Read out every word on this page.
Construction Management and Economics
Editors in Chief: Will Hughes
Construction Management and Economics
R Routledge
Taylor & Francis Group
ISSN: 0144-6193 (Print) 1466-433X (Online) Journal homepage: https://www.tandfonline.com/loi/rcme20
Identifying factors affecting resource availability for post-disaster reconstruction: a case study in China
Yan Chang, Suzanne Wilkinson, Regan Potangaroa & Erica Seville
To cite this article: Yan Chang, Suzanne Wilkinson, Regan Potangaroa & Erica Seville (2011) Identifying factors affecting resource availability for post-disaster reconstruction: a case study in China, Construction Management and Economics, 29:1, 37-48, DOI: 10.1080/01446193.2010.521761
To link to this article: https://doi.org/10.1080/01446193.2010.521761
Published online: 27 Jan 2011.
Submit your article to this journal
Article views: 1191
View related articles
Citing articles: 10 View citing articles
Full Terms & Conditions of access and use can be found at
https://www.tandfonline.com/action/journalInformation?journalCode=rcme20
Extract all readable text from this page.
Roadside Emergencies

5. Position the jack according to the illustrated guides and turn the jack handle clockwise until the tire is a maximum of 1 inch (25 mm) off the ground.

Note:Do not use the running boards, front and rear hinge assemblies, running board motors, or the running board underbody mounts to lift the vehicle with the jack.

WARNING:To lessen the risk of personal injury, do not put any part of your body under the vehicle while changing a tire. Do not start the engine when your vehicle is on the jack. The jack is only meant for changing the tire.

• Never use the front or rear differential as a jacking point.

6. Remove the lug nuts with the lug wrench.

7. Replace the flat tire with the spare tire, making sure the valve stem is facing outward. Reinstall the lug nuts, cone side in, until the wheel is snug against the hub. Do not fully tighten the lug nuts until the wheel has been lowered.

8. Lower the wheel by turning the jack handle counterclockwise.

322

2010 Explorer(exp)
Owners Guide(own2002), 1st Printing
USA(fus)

· · · ·

#### WHAT IS BEING ASKED:
Keep only the lines from the one containing "Extract all readable text from this page." to the end of the entries, and repeat them exactly.

#### WRITTEN ANSWER:
Extract all readable text from this page.
Roadside Emergencies

5. Position the jack according to the illustrated guides and turn the jack handle clockwise until the tire is a maximum of 1 inch (25 mm) off the ground.

Note:Do not use the running boards, front and rear hinge assemblies, running board motors, or the running board underbody mounts to lift the vehicle with the jack.

WARNING:To lessen the risk of personal injury, do not put any part of your body under the vehicle while changing a tire. Do not start the engine when your vehicle is on the jack. The jack is only meant for changing the tire.

• Never use the front or rear differential as a jacking point.

6. Remove the lug nuts with the lug wrench.

7. Replace the flat tire with the spare tire, making sure the valve stem is facing outward. Reinstall the lug nuts, cone side in, until the wheel is snug against the hub. Do not fully tighten the lug nuts until the wheel has been lowered.

8. Lower the wheel by turning the jack handle counterclockwise.

322

2010 Explorer(exp)
Owners Guide(own2002), 1st Printing
USA(fus)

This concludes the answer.